::: RECORDED INFORMATION

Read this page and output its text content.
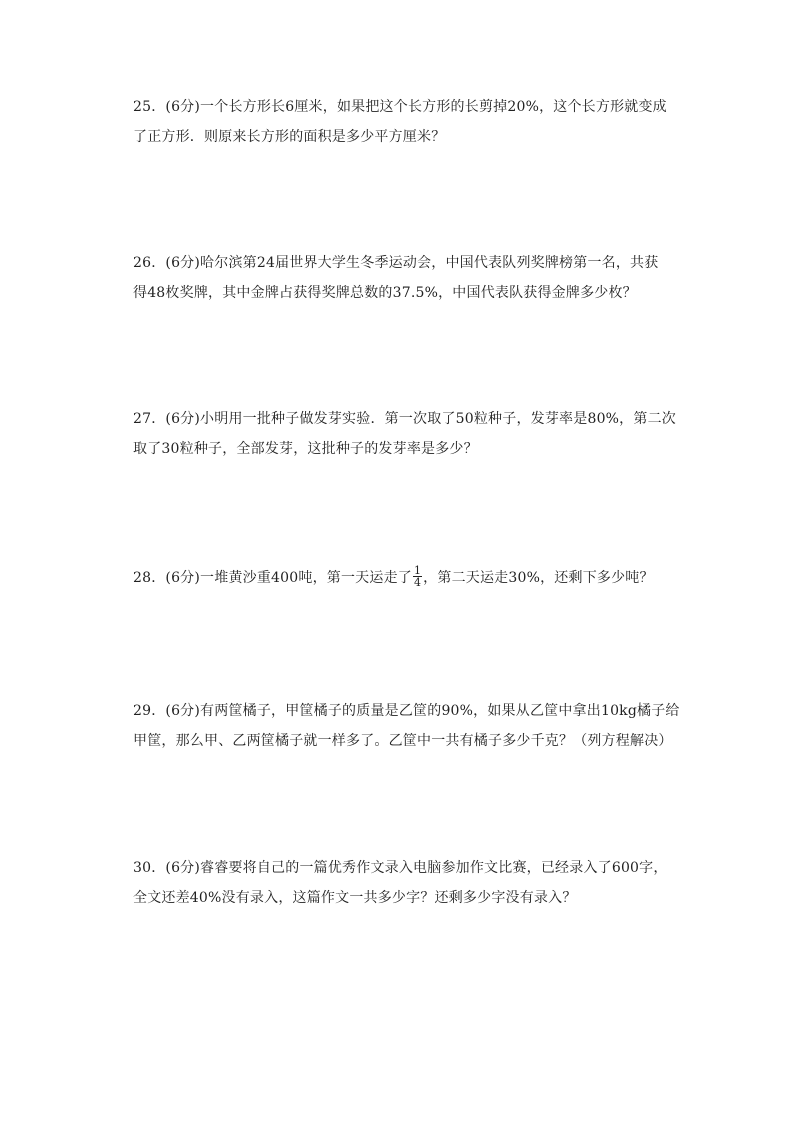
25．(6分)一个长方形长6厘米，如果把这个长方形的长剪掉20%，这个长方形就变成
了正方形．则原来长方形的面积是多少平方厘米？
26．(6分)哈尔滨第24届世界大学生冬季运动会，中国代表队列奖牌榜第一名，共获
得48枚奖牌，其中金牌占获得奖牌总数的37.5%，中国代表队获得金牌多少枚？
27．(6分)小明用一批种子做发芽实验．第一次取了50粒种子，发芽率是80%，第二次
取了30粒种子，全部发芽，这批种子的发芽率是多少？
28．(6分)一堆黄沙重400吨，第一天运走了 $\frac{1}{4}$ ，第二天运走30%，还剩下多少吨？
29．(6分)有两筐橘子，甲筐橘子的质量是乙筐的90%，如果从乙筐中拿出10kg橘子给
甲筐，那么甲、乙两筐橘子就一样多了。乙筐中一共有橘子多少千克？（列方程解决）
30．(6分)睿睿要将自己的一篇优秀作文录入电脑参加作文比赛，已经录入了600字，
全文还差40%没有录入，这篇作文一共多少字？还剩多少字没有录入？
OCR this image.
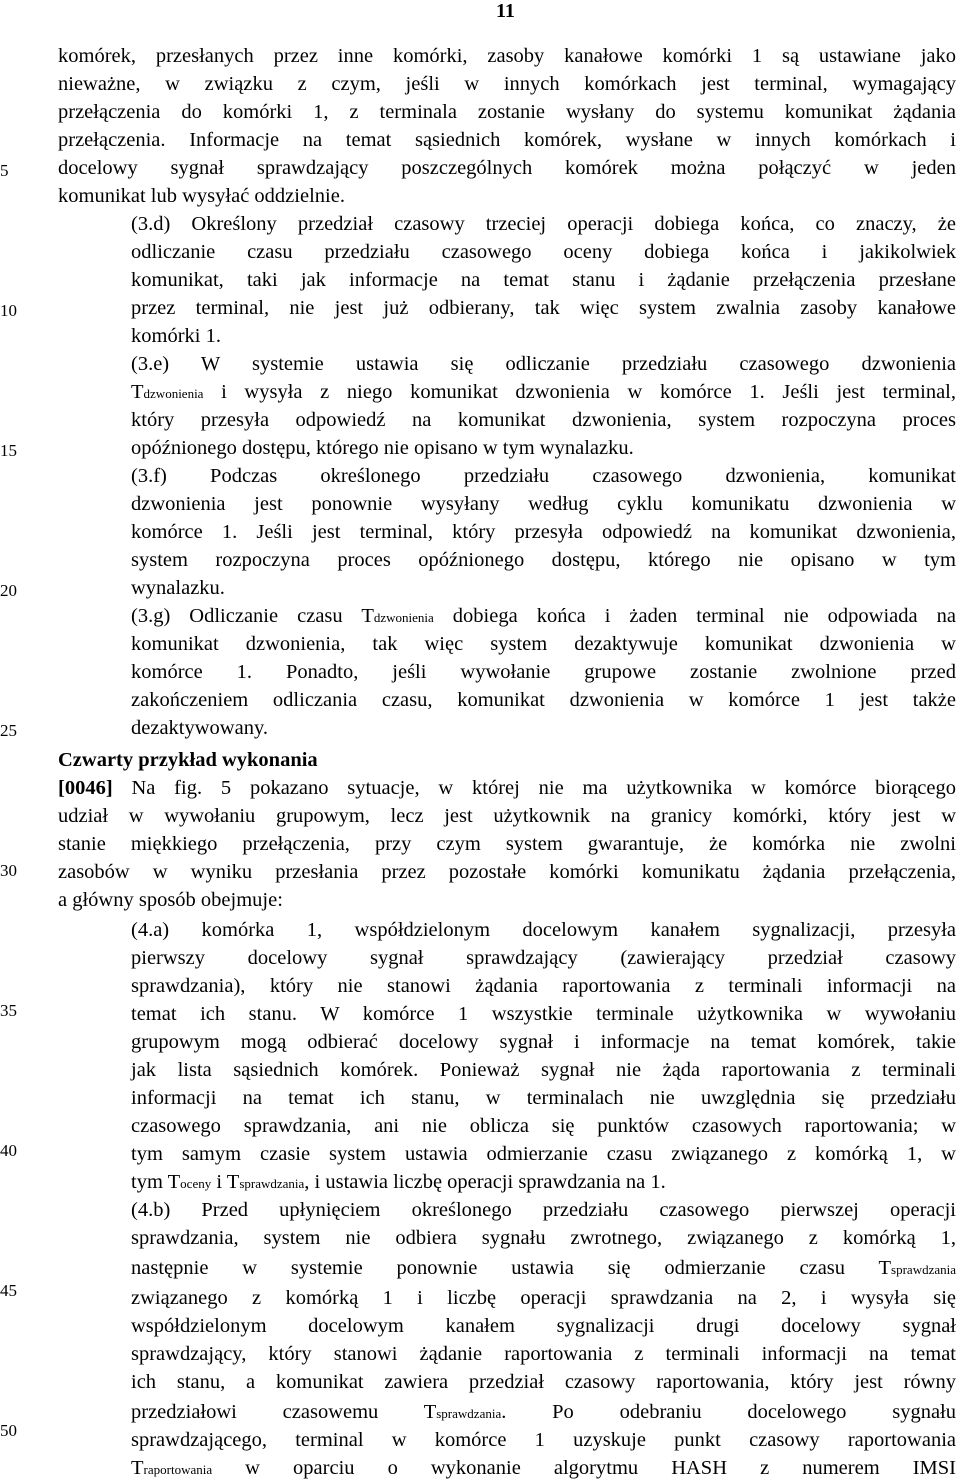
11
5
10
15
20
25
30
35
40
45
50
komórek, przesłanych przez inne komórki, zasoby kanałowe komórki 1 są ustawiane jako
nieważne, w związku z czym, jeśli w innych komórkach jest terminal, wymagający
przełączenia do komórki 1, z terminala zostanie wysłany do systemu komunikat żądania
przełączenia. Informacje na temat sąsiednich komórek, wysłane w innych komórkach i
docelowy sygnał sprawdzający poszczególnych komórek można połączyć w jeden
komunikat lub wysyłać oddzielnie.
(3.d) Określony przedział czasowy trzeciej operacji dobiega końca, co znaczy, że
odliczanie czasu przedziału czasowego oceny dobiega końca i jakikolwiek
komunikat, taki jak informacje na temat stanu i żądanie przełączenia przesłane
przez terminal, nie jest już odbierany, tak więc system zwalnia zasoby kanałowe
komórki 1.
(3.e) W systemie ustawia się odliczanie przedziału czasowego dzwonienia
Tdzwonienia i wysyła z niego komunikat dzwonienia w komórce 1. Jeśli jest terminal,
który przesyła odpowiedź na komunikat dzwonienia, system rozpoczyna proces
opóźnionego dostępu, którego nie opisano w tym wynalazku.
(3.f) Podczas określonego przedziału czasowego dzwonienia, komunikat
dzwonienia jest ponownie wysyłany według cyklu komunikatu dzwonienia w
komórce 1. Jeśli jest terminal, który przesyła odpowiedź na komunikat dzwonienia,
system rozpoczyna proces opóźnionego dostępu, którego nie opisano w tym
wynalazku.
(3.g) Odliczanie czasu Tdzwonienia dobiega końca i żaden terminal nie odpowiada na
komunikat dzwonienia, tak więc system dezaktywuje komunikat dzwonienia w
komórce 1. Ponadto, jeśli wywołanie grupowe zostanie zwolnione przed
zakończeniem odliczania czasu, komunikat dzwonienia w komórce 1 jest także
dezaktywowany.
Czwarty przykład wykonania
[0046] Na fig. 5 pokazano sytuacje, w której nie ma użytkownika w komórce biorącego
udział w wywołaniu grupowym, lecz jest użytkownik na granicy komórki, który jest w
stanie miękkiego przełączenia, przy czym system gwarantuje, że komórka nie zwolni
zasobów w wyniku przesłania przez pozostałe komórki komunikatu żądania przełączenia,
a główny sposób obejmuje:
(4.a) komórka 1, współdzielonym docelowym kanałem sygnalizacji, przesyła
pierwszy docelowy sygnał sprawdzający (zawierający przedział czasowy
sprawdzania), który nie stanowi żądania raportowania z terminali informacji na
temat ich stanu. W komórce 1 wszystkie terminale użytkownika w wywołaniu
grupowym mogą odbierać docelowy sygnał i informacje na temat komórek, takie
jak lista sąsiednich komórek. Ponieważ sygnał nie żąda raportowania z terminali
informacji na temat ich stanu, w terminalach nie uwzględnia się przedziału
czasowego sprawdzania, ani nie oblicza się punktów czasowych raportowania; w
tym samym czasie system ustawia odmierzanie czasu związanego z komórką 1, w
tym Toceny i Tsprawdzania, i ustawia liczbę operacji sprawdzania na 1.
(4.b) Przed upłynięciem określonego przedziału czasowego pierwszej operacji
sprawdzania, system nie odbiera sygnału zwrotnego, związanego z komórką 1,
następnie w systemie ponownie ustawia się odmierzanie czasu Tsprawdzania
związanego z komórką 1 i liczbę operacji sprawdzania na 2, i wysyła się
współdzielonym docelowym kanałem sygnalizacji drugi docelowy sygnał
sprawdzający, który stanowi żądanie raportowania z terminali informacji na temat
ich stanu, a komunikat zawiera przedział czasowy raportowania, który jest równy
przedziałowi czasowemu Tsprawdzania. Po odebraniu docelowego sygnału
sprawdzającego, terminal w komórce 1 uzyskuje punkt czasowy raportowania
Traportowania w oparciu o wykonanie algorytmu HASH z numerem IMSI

::::::

● GOAL:
Filter the records above for lines containing the word "przełączenia", and copy those lines.

● RESPONSE:
przełączenia do komórki 1, z terminala zostanie wysłany do systemu komunikat żądania
przełączenia. Informacje na temat sąsiednich komórek, wysłane w innych komórkach i
komunikat, taki jak informacje na temat stanu i żądanie przełączenia przesłane
stanie miękkiego przełączenia, przy czym system gwarantuje, że komórka nie zwolni
zasobów w wyniku przesłania przez pozostałe komórki komunikatu żądania przełączenia,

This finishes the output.